### INSTRUCTIONS TO FOLLOW
Which lines hold the string "value"? Copy each of them from the material below.

### ENTRIES SUPPLIED
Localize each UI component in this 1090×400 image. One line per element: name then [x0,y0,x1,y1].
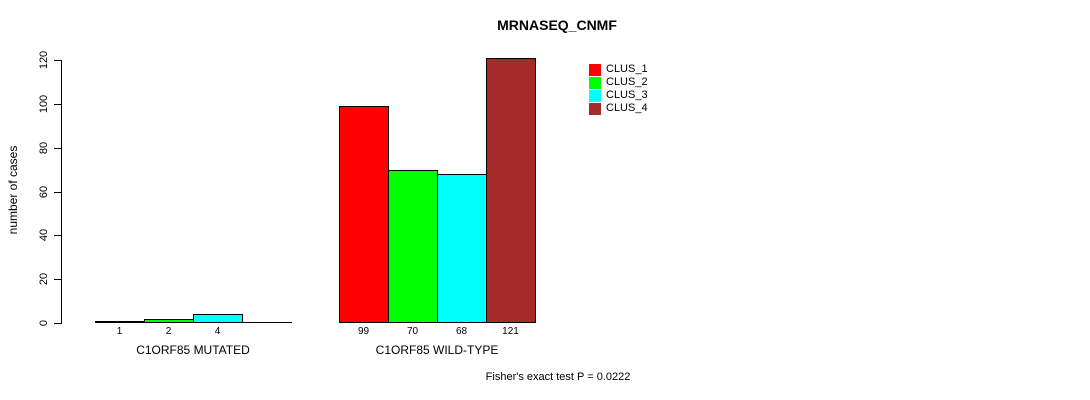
bar-clus_3 [437,174,487,323]
y-tick-label: 120 [38,50,50,70]
bar-value-label: 1 [116,326,123,337]
y-tick-mark [54,235,61,236]
bar-clus_2 [144,319,194,323]
y-axis-line [61,60,62,324]
legend-swatch-clus_1 [589,63,601,76]
bar-value-label: 70 [406,326,419,337]
bar-value-label: 99 [357,326,370,337]
bar-value-label: 121 [502,326,519,337]
bar-value-label: 68 [455,326,468,337]
bar-clus_1 [339,106,389,323]
y-tick-mark [54,60,61,61]
legend-label: CLUS_4 [606,102,648,114]
legend-swatch-clus_4 [589,102,601,115]
legend-row: CLUS_1 [589,63,648,76]
legend-swatch-clus_3 [589,89,601,102]
y-tick-label: 0 [38,319,50,327]
y-tick-mark [54,104,61,105]
legend-swatch-clus_2 [589,76,601,89]
y-tick-mark [54,192,61,193]
y-tick-label: 80 [38,141,50,155]
y-tick-label: 40 [38,228,50,242]
x-category-label: C1ORF85 WILD-TYPE [375,343,499,357]
y-tick-mark [54,323,61,324]
legend-label: CLUS_1 [606,63,648,75]
bar-clus_4 [486,58,536,323]
bar-clus_3 [193,314,243,323]
y-tick-label: 100 [38,94,50,114]
y-tick-label: 60 [38,185,50,199]
y-tick-label: 20 [38,272,50,286]
legend-row: CLUS_2 [589,76,648,89]
bar-value-label: 2 [165,326,172,337]
legend-row: CLUS_4 [589,102,648,115]
y-tick-mark [54,279,61,280]
bar-clus_1 [95,321,145,323]
chart-title: MRNASEQ_CNMF [497,17,617,33]
bar-clus_2 [388,170,438,323]
x-category-label: C1ORF85 MUTATED [136,343,250,357]
y-axis-label: number of cases [6,145,20,235]
stat-annotation: Fisher's exact test P = 0.0222 [485,371,631,383]
legend: CLUS_1 CLUS_2 CLUS_3 CLUS_4 [589,63,648,115]
legend-label: CLUS_2 [606,76,648,88]
legend-row: CLUS_3 [589,89,648,102]
legend-label: CLUS_3 [606,89,648,101]
y-tick-mark [54,148,61,149]
bar-value-label: 4 [214,326,221,337]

### RESULT OF THE TASK
bar-value-label: 1 [116,326,123,337]
bar-value-label: 70 [406,326,419,337]
bar-value-label: 99 [357,326,370,337]
bar-value-label: 121 [502,326,519,337]
bar-value-label: 68 [455,326,468,337]
bar-value-label: 2 [165,326,172,337]
bar-value-label: 4 [214,326,221,337]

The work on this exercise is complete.